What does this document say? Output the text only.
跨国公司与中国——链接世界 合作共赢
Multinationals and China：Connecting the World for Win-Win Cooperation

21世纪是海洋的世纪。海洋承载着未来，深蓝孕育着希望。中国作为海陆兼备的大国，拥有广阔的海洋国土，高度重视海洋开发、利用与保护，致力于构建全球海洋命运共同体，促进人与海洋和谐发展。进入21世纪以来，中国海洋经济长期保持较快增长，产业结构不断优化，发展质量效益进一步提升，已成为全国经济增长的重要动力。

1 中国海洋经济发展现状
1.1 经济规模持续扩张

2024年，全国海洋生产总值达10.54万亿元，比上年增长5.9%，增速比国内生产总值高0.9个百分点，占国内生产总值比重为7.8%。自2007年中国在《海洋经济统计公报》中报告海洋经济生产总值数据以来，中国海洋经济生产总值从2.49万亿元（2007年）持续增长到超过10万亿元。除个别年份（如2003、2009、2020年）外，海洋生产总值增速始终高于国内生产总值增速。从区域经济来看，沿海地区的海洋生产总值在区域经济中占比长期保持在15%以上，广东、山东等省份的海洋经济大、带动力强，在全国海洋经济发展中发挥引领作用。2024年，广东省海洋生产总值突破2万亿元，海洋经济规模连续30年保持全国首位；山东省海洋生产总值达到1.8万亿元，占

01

+++++

Output an exact copy of each record.

-- Task response --
What does this document say? Output the text only.
跨国公司与中国——链接世界 合作共赢
Multinationals and China：Connecting the World for Win-Win Cooperation

21世纪是海洋的世纪。海洋承载着未来，深蓝孕育着希望。中国作为海陆兼备的大国，拥有广阔的海洋国土，高度重视海洋开发、利用与保护，致力于构建全球海洋命运共同体，促进人与海洋和谐发展。进入21世纪以来，中国海洋经济长期保持较快增长，产业结构不断优化，发展质量效益进一步提升，已成为全国经济增长的重要动力。

1 中国海洋经济发展现状
1.1 经济规模持续扩张

2024年，全国海洋生产总值达10.54万亿元，比上年增长5.9%，增速比国内生产总值高0.9个百分点，占国内生产总值比重为7.8%。自2007年中国在《海洋经济统计公报》中报告海洋经济生产总值数据以来，中国海洋经济生产总值从2.49万亿元（2007年）持续增长到超过10万亿元。除个别年份（如2003、2009、2020年）外，海洋生产总值增速始终高于国内生产总值增速。从区域经济来看，沿海地区的海洋生产总值在区域经济中占比长期保持在15%以上，广东、山东等省份的海洋经济大、带动力强，在全国海洋经济发展中发挥引领作用。2024年，广东省海洋生产总值突破2万亿元，海洋经济规模连续30年保持全国首位；山东省海洋生产总值达到1.8万亿元，占

01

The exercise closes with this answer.